* _WORK TO DO_
Return all entries word for word, but drop any images.

--- start GIVEN ENTRIES ---

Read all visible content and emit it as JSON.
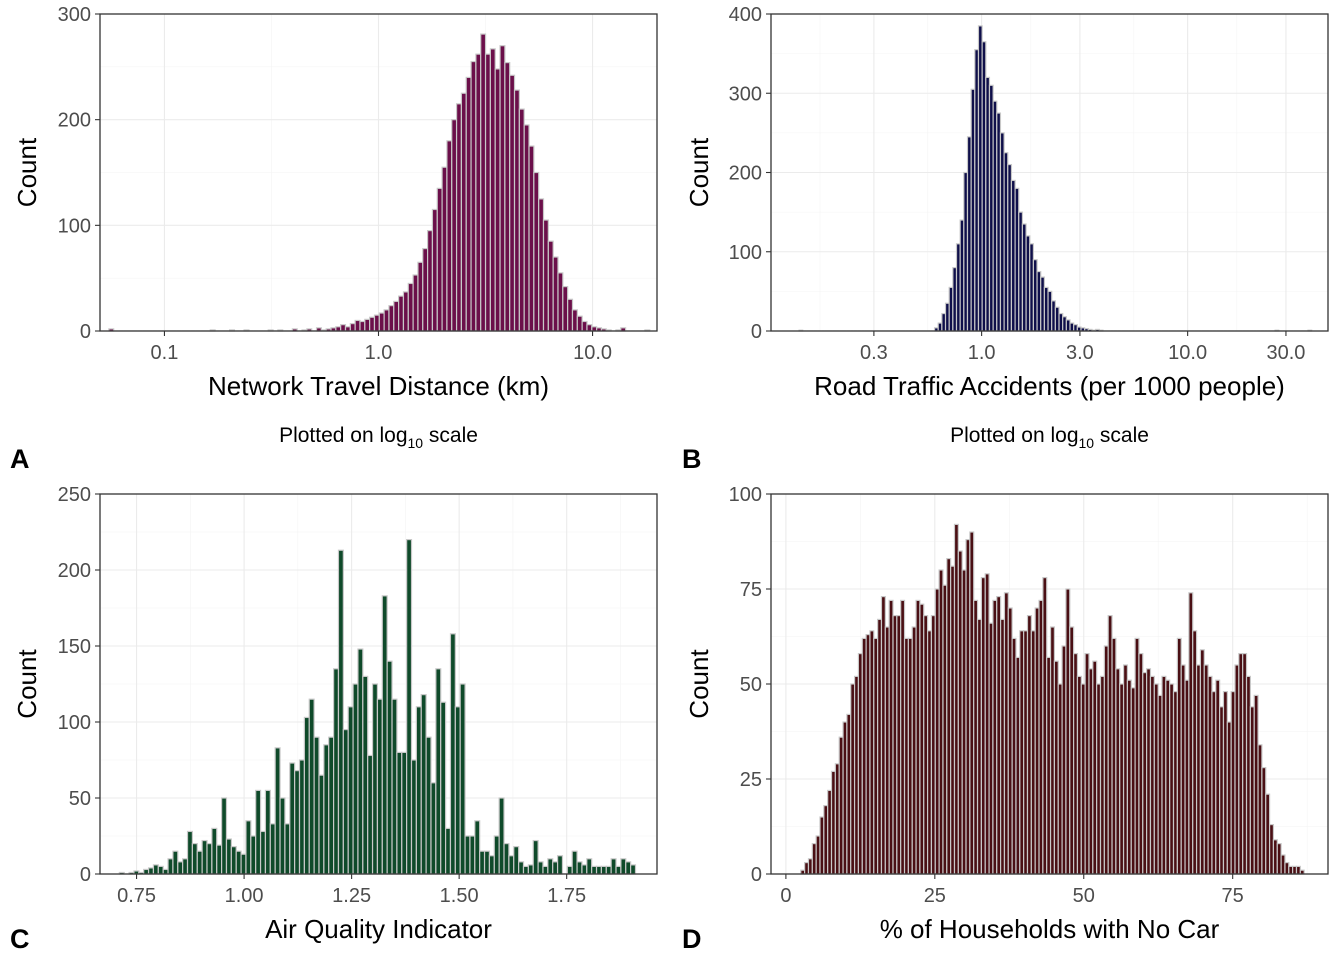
{
  "colors": {
    "panel_background": "#ffffff",
    "grid": "#ebebeb",
    "bar_outline": "#c8c8c8",
    "frame": "#333333"
  },
  "chart_data": [
    {
      "id": "A",
      "panel_label": "A",
      "type": "bar",
      "title": "",
      "xlabel": "Network Travel Distance (km)",
      "ylabel": "Count",
      "caption": "Plotted on log",
      "caption_sub": "10",
      "caption_tail": " scale",
      "x_scale": "log10",
      "xlim": [
        0.05,
        20
      ],
      "ylim": [
        0,
        300
      ],
      "x_ticks": [
        0.1,
        1.0,
        10.0
      ],
      "x_tick_labels": [
        "0.1",
        "1.0",
        "10.0"
      ],
      "y_ticks": [
        0,
        100,
        200,
        300
      ],
      "y_tick_labels": [
        "0",
        "100",
        "200",
        "300"
      ],
      "grid": true,
      "fill_color": "#6b0f4a",
      "bin_start": 0.055,
      "bin_end": 18.5,
      "values": [
        2,
        0,
        0,
        0,
        0,
        0,
        0,
        0,
        0,
        0,
        0,
        0,
        0,
        0,
        0,
        0,
        0,
        0,
        0,
        0,
        0,
        1,
        0,
        0,
        0,
        1,
        0,
        0,
        1,
        0,
        0,
        0,
        0,
        1,
        0,
        1,
        0,
        0,
        2,
        0,
        1,
        2,
        0,
        3,
        1,
        2,
        3,
        4,
        6,
        4,
        7,
        10,
        9,
        11,
        13,
        15,
        17,
        20,
        24,
        28,
        33,
        37,
        45,
        53,
        65,
        78,
        95,
        115,
        135,
        155,
        180,
        200,
        215,
        225,
        240,
        255,
        262,
        281,
        262,
        267,
        248,
        270,
        254,
        242,
        228,
        210,
        195,
        175,
        150,
        125,
        105,
        85,
        70,
        55,
        42,
        30,
        20,
        14,
        9,
        6,
        4,
        3,
        2,
        1,
        0,
        1,
        3,
        0,
        0,
        0,
        0,
        1
      ]
    },
    {
      "id": "B",
      "panel_label": "B",
      "type": "bar",
      "title": "",
      "xlabel": "Road Traffic Accidents (per 1000 people)",
      "ylabel": "Count",
      "caption": "Plotted on log",
      "caption_sub": "10",
      "caption_tail": " scale",
      "x_scale": "log10",
      "xlim": [
        0.095,
        48
      ],
      "ylim": [
        0,
        400
      ],
      "x_ticks": [
        0.3,
        1.0,
        3.0,
        10.0,
        30.0
      ],
      "x_tick_labels": [
        "0.3",
        "1.0",
        "3.0",
        "10.0",
        "30.0"
      ],
      "y_ticks": [
        0,
        100,
        200,
        300,
        400
      ],
      "y_tick_labels": [
        "0",
        "100",
        "200",
        "300",
        "400"
      ],
      "grid": true,
      "fill_color": "#0f0f4a",
      "bin_start": 0.13,
      "bin_end": 40,
      "values": [
        1,
        0,
        0,
        0,
        0,
        0,
        0,
        0,
        0,
        0,
        0,
        0,
        0,
        0,
        0,
        0,
        0,
        0,
        0,
        0,
        0,
        0,
        0,
        0,
        0,
        0,
        0,
        0,
        0,
        0,
        0,
        0,
        0,
        0,
        0,
        0,
        0,
        4,
        10,
        22,
        35,
        55,
        80,
        110,
        140,
        200,
        245,
        305,
        355,
        385,
        365,
        320,
        310,
        290,
        275,
        250,
        225,
        210,
        190,
        180,
        150,
        135,
        120,
        110,
        90,
        75,
        68,
        55,
        50,
        38,
        30,
        22,
        18,
        14,
        10,
        8,
        5,
        4,
        3,
        2,
        1,
        2,
        1,
        0,
        0,
        0,
        0,
        0,
        0,
        0,
        0,
        0,
        0,
        0,
        0,
        0,
        0,
        0,
        0,
        0,
        0,
        0,
        0,
        0,
        0,
        0,
        0,
        0,
        0,
        0,
        0,
        0,
        0,
        0,
        0,
        0,
        0,
        0,
        0,
        0,
        0,
        0,
        0,
        0,
        0,
        0,
        0,
        0,
        0,
        0,
        1,
        0,
        0,
        0,
        0,
        0,
        0,
        0,
        0,
        1
      ]
    },
    {
      "id": "C",
      "panel_label": "C",
      "type": "bar",
      "title": "",
      "xlabel": "Air Quality Indicator",
      "ylabel": "Count",
      "x_scale": "linear",
      "xlim": [
        0.665,
        1.96
      ],
      "ylim": [
        0,
        250
      ],
      "x_ticks": [
        0.75,
        1.0,
        1.25,
        1.5,
        1.75
      ],
      "x_tick_labels": [
        "0.75",
        "1.00",
        "1.25",
        "1.50",
        "1.75"
      ],
      "y_ticks": [
        0,
        50,
        100,
        150,
        200,
        250
      ],
      "y_tick_labels": [
        "0",
        "50",
        "100",
        "150",
        "200",
        "250"
      ],
      "grid": true,
      "fill_color": "#0f4a2a",
      "bin_start": 0.71,
      "bin_end": 1.91,
      "values": [
        1,
        0,
        1,
        2,
        1,
        3,
        4,
        6,
        5,
        3,
        10,
        15,
        8,
        10,
        28,
        20,
        15,
        22,
        20,
        30,
        19,
        50,
        23,
        18,
        15,
        13,
        35,
        25,
        55,
        28,
        55,
        33,
        83,
        50,
        33,
        73,
        68,
        75,
        103,
        115,
        90,
        65,
        85,
        90,
        135,
        213,
        95,
        110,
        125,
        148,
        130,
        78,
        125,
        115,
        183,
        140,
        115,
        80,
        80,
        220,
        75,
        110,
        118,
        90,
        60,
        135,
        113,
        30,
        158,
        110,
        125,
        25,
        25,
        35,
        15,
        15,
        12,
        25,
        50,
        20,
        12,
        18,
        8,
        5,
        6,
        22,
        8,
        5,
        10,
        8,
        12,
        0,
        5,
        15,
        8,
        6,
        10,
        5,
        5,
        5,
        5,
        10,
        5,
        10,
        8,
        6
      ]
    },
    {
      "id": "D",
      "panel_label": "D",
      "type": "bar",
      "title": "",
      "xlabel": "% of Households with No Car",
      "ylabel": "Count",
      "x_scale": "linear",
      "xlim": [
        -2.5,
        91
      ],
      "ylim": [
        0,
        100
      ],
      "x_ticks": [
        0,
        25,
        50,
        75
      ],
      "x_tick_labels": [
        "0",
        "25",
        "50",
        "75"
      ],
      "y_ticks": [
        0,
        25,
        50,
        75,
        100
      ],
      "y_tick_labels": [
        "0",
        "25",
        "50",
        "75",
        "100"
      ],
      "grid": true,
      "fill_color": "#4a0f14",
      "bin_start": 2.5,
      "bin_end": 87,
      "values": [
        1,
        3,
        4,
        8,
        10,
        15,
        18,
        22,
        27,
        29,
        36,
        40,
        42,
        50,
        52,
        58,
        62,
        63,
        64,
        62,
        67,
        73,
        65,
        72,
        68,
        68,
        72,
        62,
        62,
        65,
        72,
        71,
        68,
        64,
        68,
        75,
        80,
        76,
        83,
        81,
        92,
        85,
        80,
        88,
        90,
        72,
        67,
        78,
        79,
        66,
        72,
        73,
        67,
        74,
        70,
        62,
        57,
        64,
        64,
        68,
        64,
        70,
        72,
        78,
        57,
        65,
        56,
        50,
        60,
        75,
        65,
        58,
        52,
        50,
        58,
        54,
        56,
        50,
        52,
        60,
        68,
        62,
        54,
        50,
        55,
        51,
        49,
        62,
        58,
        53,
        54,
        52,
        50,
        47,
        52,
        51,
        50,
        48,
        62,
        55,
        51,
        74,
        64,
        55,
        59,
        55,
        52,
        48,
        51,
        44,
        48,
        40,
        48,
        55,
        58,
        58,
        52,
        44,
        47,
        34,
        28,
        21,
        13,
        9,
        8,
        5,
        3,
        2,
        2,
        2,
        1
      ]
    }
  ]
}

--- end GIVEN ENTRIES ---

* _SOLUTION_
Read all visible content and emit it as JSON.
{
  "colors": {
    "panel_background": "#ffffff",
    "grid": "#ebebeb",
    "bar_outline": "#c8c8c8",
    "frame": "#333333"
  },
  "chart_data": [
    {
      "id": "A",
      "panel_label": "A",
      "type": "bar",
      "title": "",
      "xlabel": "Network Travel Distance (km)",
      "ylabel": "Count",
      "caption": "Plotted on log",
      "caption_sub": "10",
      "caption_tail": " scale",
      "x_scale": "log10",
      "xlim": [
        0.05,
        20
      ],
      "ylim": [
        0,
        300
      ],
      "x_ticks": [
        0.1,
        1.0,
        10.0
      ],
      "x_tick_labels": [
        "0.1",
        "1.0",
        "10.0"
      ],
      "y_ticks": [
        0,
        100,
        200,
        300
      ],
      "y_tick_labels": [
        "0",
        "100",
        "200",
        "300"
      ],
      "grid": true,
      "fill_color": "#6b0f4a",
      "bin_start": 0.055,
      "bin_end": 18.5,
      "values": [
        2,
        0,
        0,
        0,
        0,
        0,
        0,
        0,
        0,
        0,
        0,
        0,
        0,
        0,
        0,
        0,
        0,
        0,
        0,
        0,
        0,
        1,
        0,
        0,
        0,
        1,
        0,
        0,
        1,
        0,
        0,
        0,
        0,
        1,
        0,
        1,
        0,
        0,
        2,
        0,
        1,
        2,
        0,
        3,
        1,
        2,
        3,
        4,
        6,
        4,
        7,
        10,
        9,
        11,
        13,
        15,
        17,
        20,
        24,
        28,
        33,
        37,
        45,
        53,
        65,
        78,
        95,
        115,
        135,
        155,
        180,
        200,
        215,
        225,
        240,
        255,
        262,
        281,
        262,
        267,
        248,
        270,
        254,
        242,
        228,
        210,
        195,
        175,
        150,
        125,
        105,
        85,
        70,
        55,
        42,
        30,
        20,
        14,
        9,
        6,
        4,
        3,
        2,
        1,
        0,
        1,
        3,
        0,
        0,
        0,
        0,
        1
      ]
    },
    {
      "id": "B",
      "panel_label": "B",
      "type": "bar",
      "title": "",
      "xlabel": "Road Traffic Accidents (per 1000 people)",
      "ylabel": "Count",
      "caption": "Plotted on log",
      "caption_sub": "10",
      "caption_tail": " scale",
      "x_scale": "log10",
      "xlim": [
        0.095,
        48
      ],
      "ylim": [
        0,
        400
      ],
      "x_ticks": [
        0.3,
        1.0,
        3.0,
        10.0,
        30.0
      ],
      "x_tick_labels": [
        "0.3",
        "1.0",
        "3.0",
        "10.0",
        "30.0"
      ],
      "y_ticks": [
        0,
        100,
        200,
        300,
        400
      ],
      "y_tick_labels": [
        "0",
        "100",
        "200",
        "300",
        "400"
      ],
      "grid": true,
      "fill_color": "#0f0f4a",
      "bin_start": 0.13,
      "bin_end": 40,
      "values": [
        1,
        0,
        0,
        0,
        0,
        0,
        0,
        0,
        0,
        0,
        0,
        0,
        0,
        0,
        0,
        0,
        0,
        0,
        0,
        0,
        0,
        0,
        0,
        0,
        0,
        0,
        0,
        0,
        0,
        0,
        0,
        0,
        0,
        0,
        0,
        0,
        0,
        4,
        10,
        22,
        35,
        55,
        80,
        110,
        140,
        200,
        245,
        305,
        355,
        385,
        365,
        320,
        310,
        290,
        275,
        250,
        225,
        210,
        190,
        180,
        150,
        135,
        120,
        110,
        90,
        75,
        68,
        55,
        50,
        38,
        30,
        22,
        18,
        14,
        10,
        8,
        5,
        4,
        3,
        2,
        1,
        2,
        1,
        0,
        0,
        0,
        0,
        0,
        0,
        0,
        0,
        0,
        0,
        0,
        0,
        0,
        0,
        0,
        0,
        0,
        0,
        0,
        0,
        0,
        0,
        0,
        0,
        0,
        0,
        0,
        0,
        0,
        0,
        0,
        0,
        0,
        0,
        0,
        0,
        0,
        0,
        0,
        0,
        0,
        0,
        0,
        0,
        0,
        0,
        0,
        1,
        0,
        0,
        0,
        0,
        0,
        0,
        0,
        0,
        1
      ]
    },
    {
      "id": "C",
      "panel_label": "C",
      "type": "bar",
      "title": "",
      "xlabel": "Air Quality Indicator",
      "ylabel": "Count",
      "x_scale": "linear",
      "xlim": [
        0.665,
        1.96
      ],
      "ylim": [
        0,
        250
      ],
      "x_ticks": [
        0.75,
        1.0,
        1.25,
        1.5,
        1.75
      ],
      "x_tick_labels": [
        "0.75",
        "1.00",
        "1.25",
        "1.50",
        "1.75"
      ],
      "y_ticks": [
        0,
        50,
        100,
        150,
        200,
        250
      ],
      "y_tick_labels": [
        "0",
        "50",
        "100",
        "150",
        "200",
        "250"
      ],
      "grid": true,
      "fill_color": "#0f4a2a",
      "bin_start": 0.71,
      "bin_end": 1.91,
      "values": [
        1,
        0,
        1,
        2,
        1,
        3,
        4,
        6,
        5,
        3,
        10,
        15,
        8,
        10,
        28,
        20,
        15,
        22,
        20,
        30,
        19,
        50,
        23,
        18,
        15,
        13,
        35,
        25,
        55,
        28,
        55,
        33,
        83,
        50,
        33,
        73,
        68,
        75,
        103,
        115,
        90,
        65,
        85,
        90,
        135,
        213,
        95,
        110,
        125,
        148,
        130,
        78,
        125,
        115,
        183,
        140,
        115,
        80,
        80,
        220,
        75,
        110,
        118,
        90,
        60,
        135,
        113,
        30,
        158,
        110,
        125,
        25,
        25,
        35,
        15,
        15,
        12,
        25,
        50,
        20,
        12,
        18,
        8,
        5,
        6,
        22,
        8,
        5,
        10,
        8,
        12,
        0,
        5,
        15,
        8,
        6,
        10,
        5,
        5,
        5,
        5,
        10,
        5,
        10,
        8,
        6
      ]
    },
    {
      "id": "D",
      "panel_label": "D",
      "type": "bar",
      "title": "",
      "xlabel": "% of Households with No Car",
      "ylabel": "Count",
      "x_scale": "linear",
      "xlim": [
        -2.5,
        91
      ],
      "ylim": [
        0,
        100
      ],
      "x_ticks": [
        0,
        25,
        50,
        75
      ],
      "x_tick_labels": [
        "0",
        "25",
        "50",
        "75"
      ],
      "y_ticks": [
        0,
        25,
        50,
        75,
        100
      ],
      "y_tick_labels": [
        "0",
        "25",
        "50",
        "75",
        "100"
      ],
      "grid": true,
      "fill_color": "#4a0f14",
      "bin_start": 2.5,
      "bin_end": 87,
      "values": [
        1,
        3,
        4,
        8,
        10,
        15,
        18,
        22,
        27,
        29,
        36,
        40,
        42,
        50,
        52,
        58,
        62,
        63,
        64,
        62,
        67,
        73,
        65,
        72,
        68,
        68,
        72,
        62,
        62,
        65,
        72,
        71,
        68,
        64,
        68,
        75,
        80,
        76,
        83,
        81,
        92,
        85,
        80,
        88,
        90,
        72,
        67,
        78,
        79,
        66,
        72,
        73,
        67,
        74,
        70,
        62,
        57,
        64,
        64,
        68,
        64,
        70,
        72,
        78,
        57,
        65,
        56,
        50,
        60,
        75,
        65,
        58,
        52,
        50,
        58,
        54,
        56,
        50,
        52,
        60,
        68,
        62,
        54,
        50,
        55,
        51,
        49,
        62,
        58,
        53,
        54,
        52,
        50,
        47,
        52,
        51,
        50,
        48,
        62,
        55,
        51,
        74,
        64,
        55,
        59,
        55,
        52,
        48,
        51,
        44,
        48,
        40,
        48,
        55,
        58,
        58,
        52,
        44,
        47,
        34,
        28,
        21,
        13,
        9,
        8,
        5,
        3,
        2,
        2,
        2,
        1
      ]
    }
  ]
}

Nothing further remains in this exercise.